MATERIAL SHOWN

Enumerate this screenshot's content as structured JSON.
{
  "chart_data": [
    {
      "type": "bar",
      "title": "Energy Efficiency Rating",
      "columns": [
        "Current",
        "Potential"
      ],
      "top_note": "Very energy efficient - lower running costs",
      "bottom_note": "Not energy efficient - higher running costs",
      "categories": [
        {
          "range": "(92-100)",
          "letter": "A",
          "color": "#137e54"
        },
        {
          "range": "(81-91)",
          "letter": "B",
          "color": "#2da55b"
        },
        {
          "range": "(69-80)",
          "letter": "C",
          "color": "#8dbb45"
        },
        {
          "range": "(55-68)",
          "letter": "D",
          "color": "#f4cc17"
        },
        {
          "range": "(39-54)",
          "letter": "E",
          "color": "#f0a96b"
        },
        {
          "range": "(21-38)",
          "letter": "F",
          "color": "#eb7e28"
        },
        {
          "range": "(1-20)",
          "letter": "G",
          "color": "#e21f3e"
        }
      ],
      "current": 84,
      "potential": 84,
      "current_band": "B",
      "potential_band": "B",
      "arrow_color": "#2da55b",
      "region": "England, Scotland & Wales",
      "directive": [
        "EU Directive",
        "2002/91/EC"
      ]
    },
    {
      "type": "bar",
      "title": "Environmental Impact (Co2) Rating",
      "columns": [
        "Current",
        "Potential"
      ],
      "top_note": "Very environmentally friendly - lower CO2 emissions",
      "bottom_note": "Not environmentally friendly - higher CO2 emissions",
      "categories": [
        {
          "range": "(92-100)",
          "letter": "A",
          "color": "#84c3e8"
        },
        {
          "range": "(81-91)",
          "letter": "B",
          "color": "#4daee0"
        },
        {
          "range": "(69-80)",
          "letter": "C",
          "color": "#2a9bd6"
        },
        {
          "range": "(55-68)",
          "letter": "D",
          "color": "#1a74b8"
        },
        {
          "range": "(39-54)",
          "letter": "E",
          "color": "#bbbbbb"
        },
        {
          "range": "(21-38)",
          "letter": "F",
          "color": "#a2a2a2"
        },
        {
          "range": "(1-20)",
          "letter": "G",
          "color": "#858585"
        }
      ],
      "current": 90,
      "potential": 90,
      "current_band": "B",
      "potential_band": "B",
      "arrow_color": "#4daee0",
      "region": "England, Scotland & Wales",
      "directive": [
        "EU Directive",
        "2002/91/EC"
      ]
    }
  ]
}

TASK REQUIREMENTS
Return all lines of the material above in which the word "efficient" occurs.

OUTPUT FOR THIS TASK
      "top_note": "Very energy efficient - lower running costs",
      "bottom_note": "Not energy efficient - higher running costs",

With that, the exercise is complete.